Task to carry out -
Return all of the entries exactly, with nothing added or left out.

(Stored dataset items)

━━━━━━━━━━━━━━━━

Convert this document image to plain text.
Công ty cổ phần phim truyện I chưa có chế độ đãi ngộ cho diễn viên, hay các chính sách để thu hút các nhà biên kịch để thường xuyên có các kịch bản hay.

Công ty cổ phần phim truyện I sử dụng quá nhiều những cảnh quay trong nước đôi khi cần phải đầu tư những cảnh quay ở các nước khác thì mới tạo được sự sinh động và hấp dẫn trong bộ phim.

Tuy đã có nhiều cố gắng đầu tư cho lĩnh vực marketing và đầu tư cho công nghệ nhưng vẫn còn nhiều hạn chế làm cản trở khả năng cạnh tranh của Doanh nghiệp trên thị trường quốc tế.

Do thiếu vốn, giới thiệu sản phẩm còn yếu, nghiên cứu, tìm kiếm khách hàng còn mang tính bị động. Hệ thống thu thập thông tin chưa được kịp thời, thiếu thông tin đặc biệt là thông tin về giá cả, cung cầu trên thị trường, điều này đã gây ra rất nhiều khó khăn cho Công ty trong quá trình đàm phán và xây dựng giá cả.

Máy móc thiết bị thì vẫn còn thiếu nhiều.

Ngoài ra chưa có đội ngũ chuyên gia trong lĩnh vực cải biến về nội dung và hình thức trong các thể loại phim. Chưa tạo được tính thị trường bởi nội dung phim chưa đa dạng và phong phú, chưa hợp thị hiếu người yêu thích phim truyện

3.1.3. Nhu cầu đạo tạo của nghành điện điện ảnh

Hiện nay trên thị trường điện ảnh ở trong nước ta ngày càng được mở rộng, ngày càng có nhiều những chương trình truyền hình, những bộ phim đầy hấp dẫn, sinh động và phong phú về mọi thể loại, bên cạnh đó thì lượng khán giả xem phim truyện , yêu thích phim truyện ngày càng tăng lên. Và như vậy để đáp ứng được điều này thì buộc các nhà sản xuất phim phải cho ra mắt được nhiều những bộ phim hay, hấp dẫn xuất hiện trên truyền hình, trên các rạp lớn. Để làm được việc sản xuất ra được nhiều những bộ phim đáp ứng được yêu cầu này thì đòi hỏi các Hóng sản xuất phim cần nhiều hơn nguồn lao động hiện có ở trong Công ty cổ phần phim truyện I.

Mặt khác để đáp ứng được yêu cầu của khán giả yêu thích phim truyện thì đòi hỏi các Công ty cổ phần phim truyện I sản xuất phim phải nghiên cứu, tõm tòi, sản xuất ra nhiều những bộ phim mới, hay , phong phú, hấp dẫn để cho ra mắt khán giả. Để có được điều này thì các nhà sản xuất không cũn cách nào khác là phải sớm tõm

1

━━━━━━━━━━━━━━━━

Response to the task -
Convert this document image to plain text.
Công ty cổ phần phim truyện I chưa có chế độ đãi ngộ cho diễn viên, hay các chính sách để thu hút các nhà biên kịch để thường xuyên có các kịch bản hay.

Công ty cổ phần phim truyện I sử dụng quá nhiều những cảnh quay trong nước đôi khi cần phải đầu tư những cảnh quay ở các nước khác thì mới tạo được sự sinh động và hấp dẫn trong bộ phim.

Tuy đã có nhiều cố gắng đầu tư cho lĩnh vực marketing và đầu tư cho công nghệ nhưng vẫn còn nhiều hạn chế làm cản trở khả năng cạnh tranh của Doanh nghiệp trên thị trường quốc tế.

Do thiếu vốn, giới thiệu sản phẩm còn yếu, nghiên cứu, tìm kiếm khách hàng còn mang tính bị động. Hệ thống thu thập thông tin chưa được kịp thời, thiếu thông tin đặc biệt là thông tin về giá cả, cung cầu trên thị trường, điều này đã gây ra rất nhiều khó khăn cho Công ty trong quá trình đàm phán và xây dựng giá cả.

Máy móc thiết bị thì vẫn còn thiếu nhiều.

Ngoài ra chưa có đội ngũ chuyên gia trong lĩnh vực cải biến về nội dung và hình thức trong các thể loại phim. Chưa tạo được tính thị trường bởi nội dung phim chưa đa dạng và phong phú, chưa hợp thị hiếu người yêu thích phim truyện

3.1.3. Nhu cầu đạo tạo của nghành điện điện ảnh

Hiện nay trên thị trường điện ảnh ở trong nước ta ngày càng được mở rộng, ngày càng có nhiều những chương trình truyền hình, những bộ phim đầy hấp dẫn, sinh động và phong phú về mọi thể loại, bên cạnh đó thì lượng khán giả xem phim truyện , yêu thích phim truyện ngày càng tăng lên. Và như vậy để đáp ứng được điều này thì buộc các nhà sản xuất phim phải cho ra mắt được nhiều những bộ phim hay, hấp dẫn xuất hiện trên truyền hình, trên các rạp lớn. Để làm được việc sản xuất ra được nhiều những bộ phim đáp ứng được yêu cầu này thì đòi hỏi các Hóng sản xuất phim cần nhiều hơn nguồn lao động hiện có ở trong Công ty cổ phần phim truyện I.

Mặt khác để đáp ứng được yêu cầu của khán giả yêu thích phim truyện thì đòi hỏi các Công ty cổ phần phim truyện I sản xuất phim phải nghiên cứu, tõm tòi, sản xuất ra nhiều những bộ phim mới, hay , phong phú, hấp dẫn để cho ra mắt khán giả. Để có được điều này thì các nhà sản xuất không cũn cách nào khác là phải sớm tõm

1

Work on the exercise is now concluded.